■ Written task:
In the material below, find every line with "xlabel" and pull it out.

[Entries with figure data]

........

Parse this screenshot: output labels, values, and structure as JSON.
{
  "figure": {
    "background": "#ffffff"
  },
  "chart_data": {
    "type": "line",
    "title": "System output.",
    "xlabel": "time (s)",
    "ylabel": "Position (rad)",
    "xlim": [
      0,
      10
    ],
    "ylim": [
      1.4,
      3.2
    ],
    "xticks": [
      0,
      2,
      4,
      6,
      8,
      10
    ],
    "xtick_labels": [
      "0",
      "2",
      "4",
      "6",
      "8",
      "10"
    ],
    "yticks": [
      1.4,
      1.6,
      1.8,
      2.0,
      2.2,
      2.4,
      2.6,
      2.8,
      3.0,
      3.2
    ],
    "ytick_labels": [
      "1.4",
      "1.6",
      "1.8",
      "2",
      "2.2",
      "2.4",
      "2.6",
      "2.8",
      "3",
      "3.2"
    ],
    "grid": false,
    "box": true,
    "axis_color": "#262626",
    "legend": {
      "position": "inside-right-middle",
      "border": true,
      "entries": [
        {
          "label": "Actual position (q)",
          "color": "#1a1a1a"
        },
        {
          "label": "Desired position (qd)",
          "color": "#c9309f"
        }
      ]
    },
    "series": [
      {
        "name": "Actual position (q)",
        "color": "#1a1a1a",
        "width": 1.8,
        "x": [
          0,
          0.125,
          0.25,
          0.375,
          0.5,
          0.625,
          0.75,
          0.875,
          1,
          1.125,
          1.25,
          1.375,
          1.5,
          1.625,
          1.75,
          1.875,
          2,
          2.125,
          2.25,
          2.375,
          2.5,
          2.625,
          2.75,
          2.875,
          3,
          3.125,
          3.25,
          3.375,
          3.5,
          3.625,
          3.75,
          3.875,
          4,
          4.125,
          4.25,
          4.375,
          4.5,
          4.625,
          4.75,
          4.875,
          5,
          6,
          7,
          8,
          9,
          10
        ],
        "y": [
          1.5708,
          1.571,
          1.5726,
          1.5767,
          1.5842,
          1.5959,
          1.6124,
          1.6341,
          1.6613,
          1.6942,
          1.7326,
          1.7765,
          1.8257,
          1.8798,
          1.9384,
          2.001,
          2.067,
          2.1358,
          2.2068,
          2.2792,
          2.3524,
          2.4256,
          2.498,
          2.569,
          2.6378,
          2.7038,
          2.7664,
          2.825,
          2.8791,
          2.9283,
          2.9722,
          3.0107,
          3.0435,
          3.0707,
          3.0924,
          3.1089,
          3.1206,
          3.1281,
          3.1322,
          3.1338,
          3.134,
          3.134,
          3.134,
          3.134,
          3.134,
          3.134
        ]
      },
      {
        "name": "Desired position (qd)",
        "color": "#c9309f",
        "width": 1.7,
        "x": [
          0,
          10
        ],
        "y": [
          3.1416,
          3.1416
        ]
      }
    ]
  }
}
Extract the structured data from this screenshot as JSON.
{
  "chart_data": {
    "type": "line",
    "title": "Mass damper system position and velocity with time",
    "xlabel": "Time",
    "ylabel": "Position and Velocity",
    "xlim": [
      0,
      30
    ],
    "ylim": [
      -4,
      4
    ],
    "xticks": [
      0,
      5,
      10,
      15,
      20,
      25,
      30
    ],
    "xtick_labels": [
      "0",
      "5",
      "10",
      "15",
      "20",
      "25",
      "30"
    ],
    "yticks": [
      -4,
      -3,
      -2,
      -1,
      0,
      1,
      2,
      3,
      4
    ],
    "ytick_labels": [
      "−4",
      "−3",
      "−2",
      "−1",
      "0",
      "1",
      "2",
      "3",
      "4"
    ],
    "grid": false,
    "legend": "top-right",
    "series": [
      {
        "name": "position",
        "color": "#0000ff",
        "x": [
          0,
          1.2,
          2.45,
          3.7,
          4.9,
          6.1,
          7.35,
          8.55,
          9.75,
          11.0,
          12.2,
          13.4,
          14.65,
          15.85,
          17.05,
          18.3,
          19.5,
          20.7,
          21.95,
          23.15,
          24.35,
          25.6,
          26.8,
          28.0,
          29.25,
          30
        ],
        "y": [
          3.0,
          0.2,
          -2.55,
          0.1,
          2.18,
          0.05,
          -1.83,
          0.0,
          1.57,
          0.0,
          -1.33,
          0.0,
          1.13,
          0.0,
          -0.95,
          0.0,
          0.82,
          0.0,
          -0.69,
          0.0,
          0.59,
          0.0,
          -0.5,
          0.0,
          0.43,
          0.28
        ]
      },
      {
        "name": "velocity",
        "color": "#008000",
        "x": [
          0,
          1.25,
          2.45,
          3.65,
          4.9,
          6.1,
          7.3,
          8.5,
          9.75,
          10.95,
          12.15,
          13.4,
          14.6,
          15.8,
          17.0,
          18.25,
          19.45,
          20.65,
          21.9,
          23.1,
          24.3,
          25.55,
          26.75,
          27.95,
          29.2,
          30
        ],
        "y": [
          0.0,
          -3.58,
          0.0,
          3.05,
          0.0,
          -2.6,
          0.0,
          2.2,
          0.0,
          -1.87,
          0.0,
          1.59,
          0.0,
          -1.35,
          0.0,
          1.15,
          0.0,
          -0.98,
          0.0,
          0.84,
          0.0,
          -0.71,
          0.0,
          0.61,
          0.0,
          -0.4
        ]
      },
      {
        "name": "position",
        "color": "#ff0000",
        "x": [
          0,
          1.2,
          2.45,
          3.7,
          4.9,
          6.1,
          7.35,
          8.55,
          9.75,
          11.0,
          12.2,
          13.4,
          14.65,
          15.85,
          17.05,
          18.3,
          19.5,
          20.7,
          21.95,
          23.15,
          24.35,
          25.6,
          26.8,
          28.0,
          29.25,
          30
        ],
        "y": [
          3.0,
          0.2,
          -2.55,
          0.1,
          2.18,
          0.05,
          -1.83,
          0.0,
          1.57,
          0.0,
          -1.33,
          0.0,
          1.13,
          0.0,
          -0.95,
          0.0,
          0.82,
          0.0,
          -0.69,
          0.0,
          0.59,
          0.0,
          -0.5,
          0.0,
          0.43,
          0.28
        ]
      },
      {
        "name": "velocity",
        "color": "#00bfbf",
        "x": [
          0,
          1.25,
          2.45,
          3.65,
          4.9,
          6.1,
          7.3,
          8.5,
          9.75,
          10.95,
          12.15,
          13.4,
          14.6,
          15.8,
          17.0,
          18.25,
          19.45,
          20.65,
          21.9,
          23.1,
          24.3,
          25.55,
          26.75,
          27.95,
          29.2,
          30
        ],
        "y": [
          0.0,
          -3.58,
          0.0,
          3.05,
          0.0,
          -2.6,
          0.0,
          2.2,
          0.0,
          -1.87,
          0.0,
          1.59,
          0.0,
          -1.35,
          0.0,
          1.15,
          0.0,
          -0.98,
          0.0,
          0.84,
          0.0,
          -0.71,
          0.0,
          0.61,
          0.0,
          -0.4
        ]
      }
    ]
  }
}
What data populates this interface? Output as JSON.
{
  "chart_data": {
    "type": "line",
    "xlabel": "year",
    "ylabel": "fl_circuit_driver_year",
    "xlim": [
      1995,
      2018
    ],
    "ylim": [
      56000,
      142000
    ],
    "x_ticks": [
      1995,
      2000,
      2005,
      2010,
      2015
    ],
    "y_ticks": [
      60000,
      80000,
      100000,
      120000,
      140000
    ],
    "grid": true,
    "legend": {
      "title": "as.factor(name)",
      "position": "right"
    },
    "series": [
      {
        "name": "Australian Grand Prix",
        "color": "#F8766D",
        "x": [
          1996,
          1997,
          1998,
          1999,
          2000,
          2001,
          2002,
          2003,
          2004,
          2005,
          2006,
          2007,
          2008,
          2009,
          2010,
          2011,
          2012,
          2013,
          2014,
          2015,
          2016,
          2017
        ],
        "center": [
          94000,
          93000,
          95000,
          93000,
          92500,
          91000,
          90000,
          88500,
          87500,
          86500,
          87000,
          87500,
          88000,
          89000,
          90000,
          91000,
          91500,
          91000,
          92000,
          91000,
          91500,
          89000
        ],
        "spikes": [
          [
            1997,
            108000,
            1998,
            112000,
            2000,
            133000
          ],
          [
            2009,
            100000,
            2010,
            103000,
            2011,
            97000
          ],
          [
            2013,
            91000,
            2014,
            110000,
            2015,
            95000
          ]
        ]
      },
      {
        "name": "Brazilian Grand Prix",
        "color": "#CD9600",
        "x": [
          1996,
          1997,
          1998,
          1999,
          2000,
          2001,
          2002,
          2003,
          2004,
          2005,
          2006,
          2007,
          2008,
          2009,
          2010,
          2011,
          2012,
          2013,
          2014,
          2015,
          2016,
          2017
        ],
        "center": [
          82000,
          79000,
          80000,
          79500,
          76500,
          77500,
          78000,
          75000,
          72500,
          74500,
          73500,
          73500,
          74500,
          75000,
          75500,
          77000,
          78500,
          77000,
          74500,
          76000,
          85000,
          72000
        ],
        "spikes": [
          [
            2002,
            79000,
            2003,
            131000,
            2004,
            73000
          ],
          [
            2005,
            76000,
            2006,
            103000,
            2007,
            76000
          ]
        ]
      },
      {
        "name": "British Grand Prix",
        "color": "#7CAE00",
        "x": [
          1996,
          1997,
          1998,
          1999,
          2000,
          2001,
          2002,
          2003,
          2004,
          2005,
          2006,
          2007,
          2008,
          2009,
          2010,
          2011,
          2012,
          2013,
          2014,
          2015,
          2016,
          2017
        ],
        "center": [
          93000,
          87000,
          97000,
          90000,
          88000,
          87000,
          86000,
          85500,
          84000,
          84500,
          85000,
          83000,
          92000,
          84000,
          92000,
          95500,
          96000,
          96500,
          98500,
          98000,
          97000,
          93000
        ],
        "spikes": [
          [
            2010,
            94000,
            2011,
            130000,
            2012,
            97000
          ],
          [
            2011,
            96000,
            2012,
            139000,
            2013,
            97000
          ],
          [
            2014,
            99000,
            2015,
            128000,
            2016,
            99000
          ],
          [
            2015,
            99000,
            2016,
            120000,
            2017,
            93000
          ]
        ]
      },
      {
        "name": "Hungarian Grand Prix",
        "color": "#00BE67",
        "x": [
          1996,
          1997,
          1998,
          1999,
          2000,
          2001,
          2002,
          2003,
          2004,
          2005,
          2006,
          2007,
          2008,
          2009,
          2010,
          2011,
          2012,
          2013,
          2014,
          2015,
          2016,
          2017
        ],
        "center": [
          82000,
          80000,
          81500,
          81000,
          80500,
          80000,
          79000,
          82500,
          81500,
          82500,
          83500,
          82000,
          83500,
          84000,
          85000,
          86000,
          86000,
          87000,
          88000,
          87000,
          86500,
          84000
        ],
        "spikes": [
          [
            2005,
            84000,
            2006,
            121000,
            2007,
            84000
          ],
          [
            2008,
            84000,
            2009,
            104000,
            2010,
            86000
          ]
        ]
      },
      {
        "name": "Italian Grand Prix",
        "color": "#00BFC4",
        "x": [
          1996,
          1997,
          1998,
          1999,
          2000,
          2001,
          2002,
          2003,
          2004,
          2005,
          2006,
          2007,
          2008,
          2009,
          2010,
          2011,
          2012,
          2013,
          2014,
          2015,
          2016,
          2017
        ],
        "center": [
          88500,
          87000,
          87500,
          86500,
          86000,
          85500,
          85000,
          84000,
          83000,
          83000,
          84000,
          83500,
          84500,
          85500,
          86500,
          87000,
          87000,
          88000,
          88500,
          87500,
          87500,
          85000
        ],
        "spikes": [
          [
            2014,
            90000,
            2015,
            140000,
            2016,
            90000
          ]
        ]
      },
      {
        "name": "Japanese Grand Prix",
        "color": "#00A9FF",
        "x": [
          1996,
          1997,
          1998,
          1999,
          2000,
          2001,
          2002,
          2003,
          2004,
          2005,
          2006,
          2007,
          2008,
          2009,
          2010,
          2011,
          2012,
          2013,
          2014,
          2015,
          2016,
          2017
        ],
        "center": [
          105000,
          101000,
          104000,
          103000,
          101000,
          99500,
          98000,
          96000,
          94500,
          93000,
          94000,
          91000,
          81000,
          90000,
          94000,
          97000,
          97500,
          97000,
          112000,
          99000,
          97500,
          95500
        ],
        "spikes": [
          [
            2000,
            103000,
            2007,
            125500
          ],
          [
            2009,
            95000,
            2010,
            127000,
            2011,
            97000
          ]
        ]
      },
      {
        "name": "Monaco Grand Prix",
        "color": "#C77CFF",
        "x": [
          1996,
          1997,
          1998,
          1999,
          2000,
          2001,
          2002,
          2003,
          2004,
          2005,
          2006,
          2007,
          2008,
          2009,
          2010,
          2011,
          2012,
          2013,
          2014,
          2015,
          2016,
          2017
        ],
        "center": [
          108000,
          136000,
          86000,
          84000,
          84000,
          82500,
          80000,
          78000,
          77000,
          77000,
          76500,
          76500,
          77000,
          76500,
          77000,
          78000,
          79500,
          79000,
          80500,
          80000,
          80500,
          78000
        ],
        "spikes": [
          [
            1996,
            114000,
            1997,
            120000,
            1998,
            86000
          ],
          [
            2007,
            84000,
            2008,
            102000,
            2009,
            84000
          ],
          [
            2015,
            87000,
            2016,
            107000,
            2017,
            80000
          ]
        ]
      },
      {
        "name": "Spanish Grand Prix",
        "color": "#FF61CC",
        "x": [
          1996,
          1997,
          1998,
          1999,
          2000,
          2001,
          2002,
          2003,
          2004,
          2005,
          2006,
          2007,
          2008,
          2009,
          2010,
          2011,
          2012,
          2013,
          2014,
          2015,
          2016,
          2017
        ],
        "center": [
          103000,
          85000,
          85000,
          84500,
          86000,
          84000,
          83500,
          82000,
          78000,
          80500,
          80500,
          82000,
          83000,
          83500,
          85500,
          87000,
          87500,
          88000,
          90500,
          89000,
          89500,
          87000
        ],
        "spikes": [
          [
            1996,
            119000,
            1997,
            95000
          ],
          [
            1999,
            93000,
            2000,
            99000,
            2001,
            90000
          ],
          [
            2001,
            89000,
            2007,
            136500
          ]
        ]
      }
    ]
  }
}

........

■ Written answer:
    "xlabel": "time (s)",
    "xlabel": "Time",
    "xlabel": "year",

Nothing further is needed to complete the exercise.